**Aim**:
Print all of the lines exactly. Any picture among them stays out.

**Exercise data**:
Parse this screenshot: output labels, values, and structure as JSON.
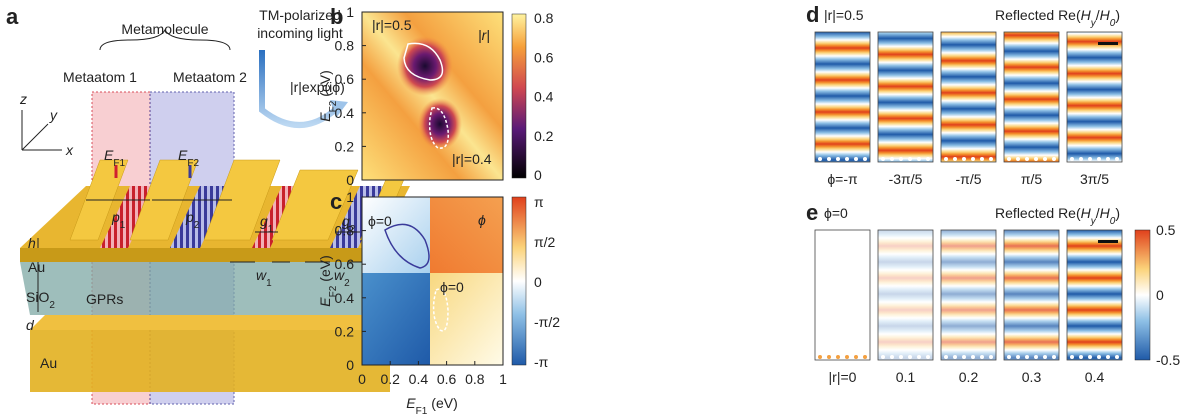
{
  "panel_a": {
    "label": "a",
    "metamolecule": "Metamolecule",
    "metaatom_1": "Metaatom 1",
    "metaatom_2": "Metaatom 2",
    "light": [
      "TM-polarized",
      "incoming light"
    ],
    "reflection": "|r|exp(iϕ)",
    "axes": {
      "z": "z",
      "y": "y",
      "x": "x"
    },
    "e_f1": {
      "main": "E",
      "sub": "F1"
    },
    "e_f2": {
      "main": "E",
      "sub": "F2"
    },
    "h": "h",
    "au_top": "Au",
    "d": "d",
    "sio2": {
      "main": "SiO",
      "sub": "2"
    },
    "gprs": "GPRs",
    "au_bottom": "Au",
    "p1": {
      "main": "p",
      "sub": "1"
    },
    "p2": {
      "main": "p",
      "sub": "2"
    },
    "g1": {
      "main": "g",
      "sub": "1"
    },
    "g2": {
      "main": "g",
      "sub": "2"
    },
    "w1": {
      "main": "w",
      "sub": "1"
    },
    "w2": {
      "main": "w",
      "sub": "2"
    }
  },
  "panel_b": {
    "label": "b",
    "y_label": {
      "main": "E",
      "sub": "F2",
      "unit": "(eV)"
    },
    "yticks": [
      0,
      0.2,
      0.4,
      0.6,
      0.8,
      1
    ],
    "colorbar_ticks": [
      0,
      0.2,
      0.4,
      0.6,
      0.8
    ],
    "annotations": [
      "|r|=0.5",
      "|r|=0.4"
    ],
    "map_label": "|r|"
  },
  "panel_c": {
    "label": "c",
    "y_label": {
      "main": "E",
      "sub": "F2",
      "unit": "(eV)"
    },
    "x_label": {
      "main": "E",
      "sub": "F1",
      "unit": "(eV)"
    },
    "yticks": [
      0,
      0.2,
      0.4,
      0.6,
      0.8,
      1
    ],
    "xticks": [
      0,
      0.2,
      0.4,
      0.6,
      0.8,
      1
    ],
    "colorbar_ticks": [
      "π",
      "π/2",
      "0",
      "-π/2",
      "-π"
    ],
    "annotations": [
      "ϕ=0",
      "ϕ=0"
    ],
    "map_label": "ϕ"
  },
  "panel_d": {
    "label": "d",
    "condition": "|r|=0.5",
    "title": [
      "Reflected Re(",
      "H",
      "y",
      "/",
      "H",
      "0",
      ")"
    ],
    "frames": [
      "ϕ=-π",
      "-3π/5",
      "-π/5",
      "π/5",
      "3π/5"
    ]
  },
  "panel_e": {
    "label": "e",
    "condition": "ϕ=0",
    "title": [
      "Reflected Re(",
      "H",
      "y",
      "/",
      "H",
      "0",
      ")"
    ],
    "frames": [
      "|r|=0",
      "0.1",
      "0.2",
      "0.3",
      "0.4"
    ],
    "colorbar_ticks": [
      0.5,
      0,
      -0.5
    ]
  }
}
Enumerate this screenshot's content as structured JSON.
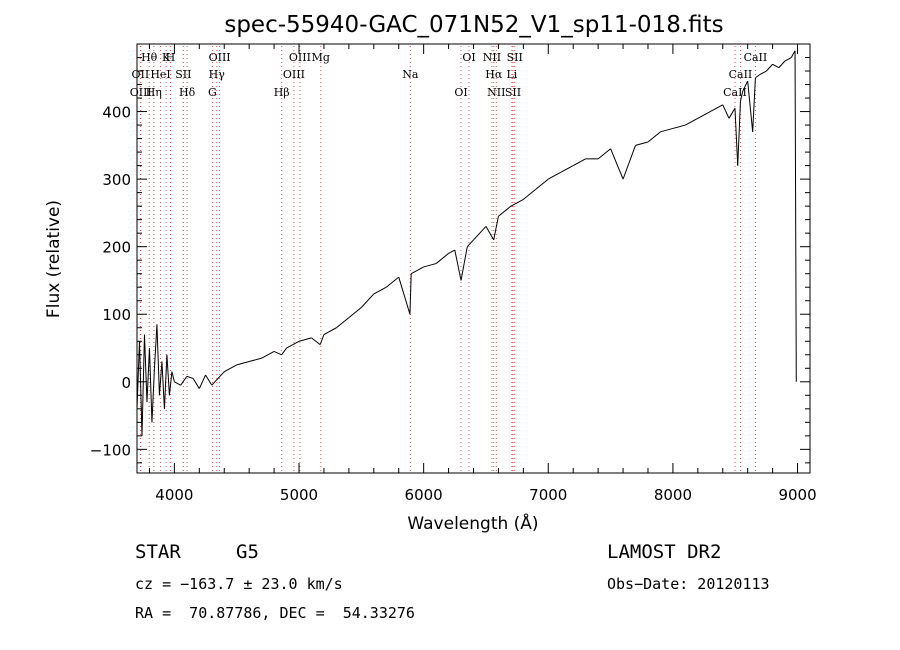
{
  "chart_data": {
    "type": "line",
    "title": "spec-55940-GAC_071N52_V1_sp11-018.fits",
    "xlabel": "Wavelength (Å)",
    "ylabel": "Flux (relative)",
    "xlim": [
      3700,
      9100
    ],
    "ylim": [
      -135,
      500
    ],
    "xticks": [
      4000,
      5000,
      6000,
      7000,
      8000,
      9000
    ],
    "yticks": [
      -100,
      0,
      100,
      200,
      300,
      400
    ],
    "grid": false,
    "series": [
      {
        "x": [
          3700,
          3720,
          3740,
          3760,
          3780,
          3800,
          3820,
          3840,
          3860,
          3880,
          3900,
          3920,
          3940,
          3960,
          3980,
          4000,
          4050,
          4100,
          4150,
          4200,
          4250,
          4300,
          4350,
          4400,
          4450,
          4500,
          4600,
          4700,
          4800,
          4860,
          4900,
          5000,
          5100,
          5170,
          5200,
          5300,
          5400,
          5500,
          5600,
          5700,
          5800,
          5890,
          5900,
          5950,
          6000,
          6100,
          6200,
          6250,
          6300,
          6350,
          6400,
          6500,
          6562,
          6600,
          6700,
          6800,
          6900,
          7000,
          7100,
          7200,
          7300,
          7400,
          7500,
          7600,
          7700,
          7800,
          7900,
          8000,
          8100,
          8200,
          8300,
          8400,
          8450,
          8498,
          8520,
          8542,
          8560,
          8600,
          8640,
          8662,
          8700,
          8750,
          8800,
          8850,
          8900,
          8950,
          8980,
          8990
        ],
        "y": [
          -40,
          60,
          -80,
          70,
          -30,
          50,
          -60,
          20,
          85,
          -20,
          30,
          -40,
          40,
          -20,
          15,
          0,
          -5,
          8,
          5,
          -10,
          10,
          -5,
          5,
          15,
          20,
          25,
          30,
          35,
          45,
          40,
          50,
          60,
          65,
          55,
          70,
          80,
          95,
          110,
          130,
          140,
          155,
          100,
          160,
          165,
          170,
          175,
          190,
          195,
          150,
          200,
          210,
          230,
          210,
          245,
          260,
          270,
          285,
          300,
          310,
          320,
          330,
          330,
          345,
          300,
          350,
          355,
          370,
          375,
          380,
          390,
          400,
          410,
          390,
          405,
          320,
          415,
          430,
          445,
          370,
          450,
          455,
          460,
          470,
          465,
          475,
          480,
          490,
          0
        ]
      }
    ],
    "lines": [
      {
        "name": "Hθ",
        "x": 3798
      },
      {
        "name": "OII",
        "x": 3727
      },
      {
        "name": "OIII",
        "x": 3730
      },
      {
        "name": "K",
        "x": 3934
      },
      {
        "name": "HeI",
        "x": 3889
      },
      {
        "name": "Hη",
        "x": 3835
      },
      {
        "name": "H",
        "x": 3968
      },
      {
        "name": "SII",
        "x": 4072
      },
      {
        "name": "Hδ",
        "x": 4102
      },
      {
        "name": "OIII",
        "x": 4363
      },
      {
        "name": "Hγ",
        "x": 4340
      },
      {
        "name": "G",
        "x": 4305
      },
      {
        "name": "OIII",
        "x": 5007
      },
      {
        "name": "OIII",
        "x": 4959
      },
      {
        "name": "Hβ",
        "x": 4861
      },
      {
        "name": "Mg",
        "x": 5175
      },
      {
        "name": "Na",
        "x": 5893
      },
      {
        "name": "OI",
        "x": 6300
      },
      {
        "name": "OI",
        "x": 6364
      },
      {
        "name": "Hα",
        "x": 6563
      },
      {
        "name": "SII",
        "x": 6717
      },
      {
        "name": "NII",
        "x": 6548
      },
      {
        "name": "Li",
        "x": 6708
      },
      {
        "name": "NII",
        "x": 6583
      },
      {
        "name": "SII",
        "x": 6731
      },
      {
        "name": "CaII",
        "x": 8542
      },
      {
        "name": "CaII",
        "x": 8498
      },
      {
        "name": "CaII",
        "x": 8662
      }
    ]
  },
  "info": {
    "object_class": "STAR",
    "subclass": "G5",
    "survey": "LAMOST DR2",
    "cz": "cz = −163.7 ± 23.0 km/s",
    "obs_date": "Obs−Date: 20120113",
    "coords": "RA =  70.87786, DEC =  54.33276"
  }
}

**Output of the exercise**:
Parse this screenshot: output labels, values, and structure as JSON.
{
  "panel_a": {
    "label": "a",
    "metamolecule": "Metamolecule",
    "metaatom_1": "Metaatom 1",
    "metaatom_2": "Metaatom 2",
    "light": [
      "TM-polarized",
      "incoming light"
    ],
    "reflection": "|r|exp(iϕ)",
    "axes": {
      "z": "z",
      "y": "y",
      "x": "x"
    },
    "e_f1": {
      "main": "E",
      "sub": "F1"
    },
    "e_f2": {
      "main": "E",
      "sub": "F2"
    },
    "h": "h",
    "au_top": "Au",
    "d": "d",
    "sio2": {
      "main": "SiO",
      "sub": "2"
    },
    "gprs": "GPRs",
    "au_bottom": "Au",
    "p1": {
      "main": "p",
      "sub": "1"
    },
    "p2": {
      "main": "p",
      "sub": "2"
    },
    "g1": {
      "main": "g",
      "sub": "1"
    },
    "g2": {
      "main": "g",
      "sub": "2"
    },
    "w1": {
      "main": "w",
      "sub": "1"
    },
    "w2": {
      "main": "w",
      "sub": "2"
    }
  },
  "panel_b": {
    "label": "b",
    "y_label": {
      "main": "E",
      "sub": "F2",
      "unit": "(eV)"
    },
    "yticks": [
      0,
      0.2,
      0.4,
      0.6,
      0.8,
      1
    ],
    "colorbar_ticks": [
      0,
      0.2,
      0.4,
      0.6,
      0.8
    ],
    "annotations": [
      "|r|=0.5",
      "|r|=0.4"
    ],
    "map_label": "|r|"
  },
  "panel_c": {
    "label": "c",
    "y_label": {
      "main": "E",
      "sub": "F2",
      "unit": "(eV)"
    },
    "x_label": {
      "main": "E",
      "sub": "F1",
      "unit": "(eV)"
    },
    "yticks": [
      0,
      0.2,
      0.4,
      0.6,
      0.8,
      1
    ],
    "xticks": [
      0,
      0.2,
      0.4,
      0.6,
      0.8,
      1
    ],
    "colorbar_ticks": [
      "π",
      "π/2",
      "0",
      "-π/2",
      "-π"
    ],
    "annotations": [
      "ϕ=0",
      "ϕ=0"
    ],
    "map_label": "ϕ"
  },
  "panel_d": {
    "label": "d",
    "condition": "|r|=0.5",
    "title": [
      "Reflected Re(",
      "H",
      "y",
      "/",
      "H",
      "0",
      ")"
    ],
    "frames": [
      "ϕ=-π",
      "-3π/5",
      "-π/5",
      "π/5",
      "3π/5"
    ]
  },
  "panel_e": {
    "label": "e",
    "condition": "ϕ=0",
    "title": [
      "Reflected Re(",
      "H",
      "y",
      "/",
      "H",
      "0",
      ")"
    ],
    "frames": [
      "|r|=0",
      "0.1",
      "0.2",
      "0.3",
      "0.4"
    ],
    "colorbar_ticks": [
      0.5,
      0,
      -0.5
    ]
  }
}
Enumerate this screenshot's content as structured JSON.
{
  "chart_data": {
    "type": "line",
    "title": "spec-55940-GAC_071N52_V1_sp11-018.fits",
    "xlabel": "Wavelength (Å)",
    "ylabel": "Flux (relative)",
    "xlim": [
      3700,
      9100
    ],
    "ylim": [
      -135,
      500
    ],
    "xticks": [
      4000,
      5000,
      6000,
      7000,
      8000,
      9000
    ],
    "yticks": [
      -100,
      0,
      100,
      200,
      300,
      400
    ],
    "grid": false,
    "series": [
      {
        "x": [
          3700,
          3720,
          3740,
          3760,
          3780,
          3800,
          3820,
          3840,
          3860,
          3880,
          3900,
          3920,
          3940,
          3960,
          3980,
          4000,
          4050,
          4100,
          4150,
          4200,
          4250,
          4300,
          4350,
          4400,
          4450,
          4500,
          4600,
          4700,
          4800,
          4860,
          4900,
          5000,
          5100,
          5170,
          5200,
          5300,
          5400,
          5500,
          5600,
          5700,
          5800,
          5890,
          5900,
          5950,
          6000,
          6100,
          6200,
          6250,
          6300,
          6350,
          6400,
          6500,
          6562,
          6600,
          6700,
          6800,
          6900,
          7000,
          7100,
          7200,
          7300,
          7400,
          7500,
          7600,
          7700,
          7800,
          7900,
          8000,
          8100,
          8200,
          8300,
          8400,
          8450,
          8498,
          8520,
          8542,
          8560,
          8600,
          8640,
          8662,
          8700,
          8750,
          8800,
          8850,
          8900,
          8950,
          8980,
          8990
        ],
        "y": [
          -40,
          60,
          -80,
          70,
          -30,
          50,
          -60,
          20,
          85,
          -20,
          30,
          -40,
          40,
          -20,
          15,
          0,
          -5,
          8,
          5,
          -10,
          10,
          -5,
          5,
          15,
          20,
          25,
          30,
          35,
          45,
          40,
          50,
          60,
          65,
          55,
          70,
          80,
          95,
          110,
          130,
          140,
          155,
          100,
          160,
          165,
          170,
          175,
          190,
          195,
          150,
          200,
          210,
          230,
          210,
          245,
          260,
          270,
          285,
          300,
          310,
          320,
          330,
          330,
          345,
          300,
          350,
          355,
          370,
          375,
          380,
          390,
          400,
          410,
          390,
          405,
          320,
          415,
          430,
          445,
          370,
          450,
          455,
          460,
          470,
          465,
          475,
          480,
          490,
          0
        ]
      }
    ],
    "lines": [
      {
        "name": "Hθ",
        "x": 3798
      },
      {
        "name": "OII",
        "x": 3727
      },
      {
        "name": "OIII",
        "x": 3730
      },
      {
        "name": "K",
        "x": 3934
      },
      {
        "name": "HeI",
        "x": 3889
      },
      {
        "name": "Hη",
        "x": 3835
      },
      {
        "name": "H",
        "x": 3968
      },
      {
        "name": "SII",
        "x": 4072
      },
      {
        "name": "Hδ",
        "x": 4102
      },
      {
        "name": "OIII",
        "x": 4363
      },
      {
        "name": "Hγ",
        "x": 4340
      },
      {
        "name": "G",
        "x": 4305
      },
      {
        "name": "OIII",
        "x": 5007
      },
      {
        "name": "OIII",
        "x": 4959
      },
      {
        "name": "Hβ",
        "x": 4861
      },
      {
        "name": "Mg",
        "x": 5175
      },
      {
        "name": "Na",
        "x": 5893
      },
      {
        "name": "OI",
        "x": 6300
      },
      {
        "name": "OI",
        "x": 6364
      },
      {
        "name": "Hα",
        "x": 6563
      },
      {
        "name": "SII",
        "x": 6717
      },
      {
        "name": "NII",
        "x": 6548
      },
      {
        "name": "Li",
        "x": 6708
      },
      {
        "name": "NII",
        "x": 6583
      },
      {
        "name": "SII",
        "x": 6731
      },
      {
        "name": "CaII",
        "x": 8542
      },
      {
        "name": "CaII",
        "x": 8498
      },
      {
        "name": "CaII",
        "x": 8662
      }
    ]
  },
  "info": {
    "object_class": "STAR",
    "subclass": "G5",
    "survey": "LAMOST DR2",
    "cz": "cz = −163.7 ± 23.0 km/s",
    "obs_date": "Obs−Date: 20120113",
    "coords": "RA =  70.87786, DEC =  54.33276"
  }
}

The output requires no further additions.